Text passage.
* * * * *

IN THE SUPREME COURT OF JUDICATURE
COURT OF APPEAL (CIVIL DIVISION)
ON APPEAL FROM THE HIGH COURT OF JUSTICE
QUEEN'S BENCH DIVISION
ADMINISTRATIVE COURT
(Laws LJ and Poole J)


Royal Courts of Justice
Strand
London WC2

Tuesday, 27th November 2001

B e f o r e :

LORD JUSTICE AULD
LORD JUSTICE ROBERT WALKER

____________________

MARK LILLEY
- v -
DIRECTOR OF PUBLIC PROSECUTIONS

____________________

(Computer Aided Transcript of the Stenograph Notes
of Smith Bernal Reporting Limited
190 Fleet Street, London EC4A 2AG
Telephone No: 0171-421 4040
Fax No: 0171-831 8838
Official Shorthand Writers to the Court)

____________________

MR. A. BATES (instructed by Lester Morrill, Leeds) appeared on behalf of the Applicant.
____________________

HTML VERSION OF JUDGMENT
____________________

Crown Copyright ©

  1. LORD JUSTICE ROBERT WALKER: On 12th October 2000 Mr. Mark Lilley was sentenced at the Leeds Magistrates' Court, having earlier pleaded guilty to threatening behaviour contrary to section 4 of the Public Order Act 1986. The offence took place on 2nd April 2000 on the occasion of a UEFA cup match at Elland Road, Leeds, between Leeds United and Galatasary. Mr Lilley was sentenced to 8 weeks' imprisonment and was made subject to a football banning order under section 14A of the Football Spectators Act 1989, which I will call the 1989 Act, as amended by the Football (Disorder) Act 2000, which I will call the amending Act.
  2. The amending Act was passed following the deplorable disturbances that took place during the Euro 2000 competition in Belgium. It made extensive amendments to the 1989 Act. In brief summary it brought about a general convergence between banning orders relating to home matches and overseas matches. It introduced banning orders not only following a conviction in criminal proceedings (that is under section 14A of the 1989 Act as amended) but also on a complaint to magistrates. That was a new provision found in section 14B of the 1989 Act as amended. Moreover, the amending Act increased the minimum period for banning orders.

* * * * *

Required actions.
A – According to the court judgment, what events led to the passing of the amending Act, and how did that Act change the way banning orders could be made?
B – Output the stretch of the records from their first line through the line containing "y-tick-label: 7 [52,272,58,284]", with both ends included and every line reproduced unchanged.

Element boundary records:

* * * * *

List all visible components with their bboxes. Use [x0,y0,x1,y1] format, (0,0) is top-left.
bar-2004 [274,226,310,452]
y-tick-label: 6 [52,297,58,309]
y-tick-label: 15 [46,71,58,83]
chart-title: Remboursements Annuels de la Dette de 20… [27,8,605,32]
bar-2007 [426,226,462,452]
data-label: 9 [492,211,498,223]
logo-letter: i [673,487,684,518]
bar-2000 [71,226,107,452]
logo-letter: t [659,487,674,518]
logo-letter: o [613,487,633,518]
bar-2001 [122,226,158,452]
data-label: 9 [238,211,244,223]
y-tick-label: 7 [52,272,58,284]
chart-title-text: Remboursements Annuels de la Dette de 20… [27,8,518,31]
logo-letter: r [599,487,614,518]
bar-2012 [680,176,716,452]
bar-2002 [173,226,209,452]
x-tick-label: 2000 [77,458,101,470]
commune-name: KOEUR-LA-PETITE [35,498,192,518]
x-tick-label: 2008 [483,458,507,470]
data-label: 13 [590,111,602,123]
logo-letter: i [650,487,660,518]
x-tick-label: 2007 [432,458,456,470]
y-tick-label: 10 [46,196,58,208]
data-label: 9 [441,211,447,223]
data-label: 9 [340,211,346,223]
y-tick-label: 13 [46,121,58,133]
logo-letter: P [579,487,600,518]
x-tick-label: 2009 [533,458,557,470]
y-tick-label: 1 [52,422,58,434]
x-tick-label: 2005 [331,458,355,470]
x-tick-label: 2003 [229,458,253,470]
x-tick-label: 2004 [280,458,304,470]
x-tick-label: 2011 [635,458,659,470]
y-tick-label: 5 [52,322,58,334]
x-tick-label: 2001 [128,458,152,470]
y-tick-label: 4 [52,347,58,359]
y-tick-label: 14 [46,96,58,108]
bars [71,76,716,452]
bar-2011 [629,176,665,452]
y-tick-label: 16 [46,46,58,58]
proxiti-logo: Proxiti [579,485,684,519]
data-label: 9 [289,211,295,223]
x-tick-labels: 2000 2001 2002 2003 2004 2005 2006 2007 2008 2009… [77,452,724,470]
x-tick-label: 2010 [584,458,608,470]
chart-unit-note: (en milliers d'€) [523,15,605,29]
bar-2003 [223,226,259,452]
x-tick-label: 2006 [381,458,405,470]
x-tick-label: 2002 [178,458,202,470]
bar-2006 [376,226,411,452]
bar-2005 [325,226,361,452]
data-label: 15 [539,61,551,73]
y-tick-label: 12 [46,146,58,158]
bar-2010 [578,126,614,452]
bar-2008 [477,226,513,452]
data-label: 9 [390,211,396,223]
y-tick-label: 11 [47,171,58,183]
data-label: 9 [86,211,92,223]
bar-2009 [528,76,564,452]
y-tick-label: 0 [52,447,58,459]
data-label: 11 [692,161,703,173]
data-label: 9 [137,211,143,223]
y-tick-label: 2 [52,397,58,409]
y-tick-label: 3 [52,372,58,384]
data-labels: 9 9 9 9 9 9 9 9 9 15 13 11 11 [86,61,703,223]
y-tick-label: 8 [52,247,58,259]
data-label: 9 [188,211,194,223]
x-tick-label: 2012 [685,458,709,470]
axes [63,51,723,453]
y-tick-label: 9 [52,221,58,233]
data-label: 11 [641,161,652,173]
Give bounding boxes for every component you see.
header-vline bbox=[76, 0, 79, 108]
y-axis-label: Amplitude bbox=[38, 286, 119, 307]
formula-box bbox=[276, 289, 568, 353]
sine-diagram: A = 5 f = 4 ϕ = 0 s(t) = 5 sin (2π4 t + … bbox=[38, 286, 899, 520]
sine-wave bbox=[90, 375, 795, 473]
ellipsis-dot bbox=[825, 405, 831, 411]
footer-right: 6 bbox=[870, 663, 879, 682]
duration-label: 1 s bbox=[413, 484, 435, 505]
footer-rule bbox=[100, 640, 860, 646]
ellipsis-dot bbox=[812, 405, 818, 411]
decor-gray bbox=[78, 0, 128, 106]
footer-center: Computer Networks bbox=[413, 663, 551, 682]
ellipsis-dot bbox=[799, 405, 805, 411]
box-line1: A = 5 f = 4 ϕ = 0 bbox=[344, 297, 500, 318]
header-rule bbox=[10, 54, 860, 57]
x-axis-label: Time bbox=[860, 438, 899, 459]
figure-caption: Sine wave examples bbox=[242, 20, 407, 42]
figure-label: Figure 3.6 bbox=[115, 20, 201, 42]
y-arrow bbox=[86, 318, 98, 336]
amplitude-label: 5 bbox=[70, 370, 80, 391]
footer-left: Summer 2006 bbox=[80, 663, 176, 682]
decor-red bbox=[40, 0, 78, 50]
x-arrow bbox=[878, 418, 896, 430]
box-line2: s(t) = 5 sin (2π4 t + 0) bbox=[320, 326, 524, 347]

* * * * *

Answers to the exercise.
A – The amending Act was passed following the deplorable disturbances during the Euro 2000 competition in Belgium. It allowed banning orders to be made not only after a conviction in criminal proceedings under section 14A, but also on a complaint to magistrates under the new section 14B. It also increased the minimum period for banning orders.

B –
List all visible components with their bboxes. Use [x0,y0,x1,y1] format, (0,0) is top-left.
bar-2004 [274,226,310,452]
y-tick-label: 6 [52,297,58,309]
y-tick-label: 15 [46,71,58,83]
chart-title: Remboursements Annuels de la Dette de 20… [27,8,605,32]
bar-2007 [426,226,462,452]
data-label: 9 [492,211,498,223]
logo-letter: i [673,487,684,518]
bar-2000 [71,226,107,452]
logo-letter: t [659,487,674,518]
logo-letter: o [613,487,633,518]
bar-2001 [122,226,158,452]
data-label: 9 [238,211,244,223]
y-tick-label: 7 [52,272,58,284]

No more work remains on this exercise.